======== Extracted entries

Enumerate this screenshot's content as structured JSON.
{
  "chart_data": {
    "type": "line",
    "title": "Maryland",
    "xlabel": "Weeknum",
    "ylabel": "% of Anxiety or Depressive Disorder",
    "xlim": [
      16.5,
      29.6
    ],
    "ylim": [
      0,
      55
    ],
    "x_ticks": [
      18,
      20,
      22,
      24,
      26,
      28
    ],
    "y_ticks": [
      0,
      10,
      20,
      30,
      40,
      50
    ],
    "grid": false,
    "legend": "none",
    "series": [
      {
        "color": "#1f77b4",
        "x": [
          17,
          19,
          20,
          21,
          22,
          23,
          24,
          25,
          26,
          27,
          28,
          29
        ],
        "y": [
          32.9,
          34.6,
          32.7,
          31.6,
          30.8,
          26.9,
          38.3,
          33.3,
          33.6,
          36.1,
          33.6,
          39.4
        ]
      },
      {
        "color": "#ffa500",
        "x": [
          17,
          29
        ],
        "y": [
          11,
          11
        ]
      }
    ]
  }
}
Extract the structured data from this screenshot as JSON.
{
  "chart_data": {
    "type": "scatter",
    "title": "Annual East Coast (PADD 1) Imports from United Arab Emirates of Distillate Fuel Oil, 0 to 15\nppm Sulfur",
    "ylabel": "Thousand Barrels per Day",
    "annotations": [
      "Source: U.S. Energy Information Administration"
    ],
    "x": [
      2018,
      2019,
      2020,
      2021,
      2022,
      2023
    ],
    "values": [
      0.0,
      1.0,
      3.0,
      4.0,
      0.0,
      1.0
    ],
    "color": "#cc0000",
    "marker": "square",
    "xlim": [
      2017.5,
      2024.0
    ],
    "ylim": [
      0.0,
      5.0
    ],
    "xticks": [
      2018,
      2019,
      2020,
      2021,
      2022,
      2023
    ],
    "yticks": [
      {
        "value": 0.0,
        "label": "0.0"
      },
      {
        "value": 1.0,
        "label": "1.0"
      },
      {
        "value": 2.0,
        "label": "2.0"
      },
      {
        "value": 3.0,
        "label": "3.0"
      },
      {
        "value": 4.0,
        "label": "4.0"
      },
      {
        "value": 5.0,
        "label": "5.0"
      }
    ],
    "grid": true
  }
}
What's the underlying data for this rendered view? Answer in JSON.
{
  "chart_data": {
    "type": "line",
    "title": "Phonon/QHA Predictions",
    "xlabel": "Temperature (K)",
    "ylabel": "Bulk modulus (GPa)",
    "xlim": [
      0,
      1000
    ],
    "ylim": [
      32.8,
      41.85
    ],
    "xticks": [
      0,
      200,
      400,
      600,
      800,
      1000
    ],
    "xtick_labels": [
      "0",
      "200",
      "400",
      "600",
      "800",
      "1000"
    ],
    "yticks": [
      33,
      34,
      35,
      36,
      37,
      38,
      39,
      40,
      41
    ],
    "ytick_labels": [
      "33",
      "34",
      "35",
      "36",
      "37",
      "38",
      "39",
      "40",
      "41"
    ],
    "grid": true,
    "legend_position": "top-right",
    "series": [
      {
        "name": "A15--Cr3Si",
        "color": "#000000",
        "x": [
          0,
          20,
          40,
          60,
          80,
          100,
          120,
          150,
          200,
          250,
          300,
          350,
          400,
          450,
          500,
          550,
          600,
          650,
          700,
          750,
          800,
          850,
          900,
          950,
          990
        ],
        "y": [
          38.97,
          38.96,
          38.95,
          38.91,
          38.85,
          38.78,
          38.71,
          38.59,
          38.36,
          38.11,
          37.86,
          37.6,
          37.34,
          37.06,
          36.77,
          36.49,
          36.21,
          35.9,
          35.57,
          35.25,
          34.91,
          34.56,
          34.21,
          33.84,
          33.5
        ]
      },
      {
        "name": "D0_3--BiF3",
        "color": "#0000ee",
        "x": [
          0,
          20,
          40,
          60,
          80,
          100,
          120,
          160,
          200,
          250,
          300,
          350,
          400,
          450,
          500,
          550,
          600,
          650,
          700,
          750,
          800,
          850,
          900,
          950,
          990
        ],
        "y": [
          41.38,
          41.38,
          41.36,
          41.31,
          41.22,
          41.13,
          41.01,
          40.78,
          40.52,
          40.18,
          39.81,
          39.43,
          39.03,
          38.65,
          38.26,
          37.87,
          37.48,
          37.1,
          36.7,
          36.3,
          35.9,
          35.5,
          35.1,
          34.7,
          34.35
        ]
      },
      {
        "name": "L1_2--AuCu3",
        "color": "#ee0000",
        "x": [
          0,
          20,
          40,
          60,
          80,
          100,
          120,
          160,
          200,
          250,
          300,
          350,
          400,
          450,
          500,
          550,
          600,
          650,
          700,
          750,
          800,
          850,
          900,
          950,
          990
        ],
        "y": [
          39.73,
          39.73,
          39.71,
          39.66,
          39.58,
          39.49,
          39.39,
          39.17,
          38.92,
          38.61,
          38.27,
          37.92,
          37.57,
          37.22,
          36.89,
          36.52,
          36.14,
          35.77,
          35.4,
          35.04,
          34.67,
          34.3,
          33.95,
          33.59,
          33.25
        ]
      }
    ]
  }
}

================

## What you should do:
Pick each line holding the word "this" out of the listing.

## Exercise result:
Enumerate this screenshot's content as structured JSON.
Extract the structured data from this screenshot as JSON.
What's the underlying data for this rendered view? Answer in JSON.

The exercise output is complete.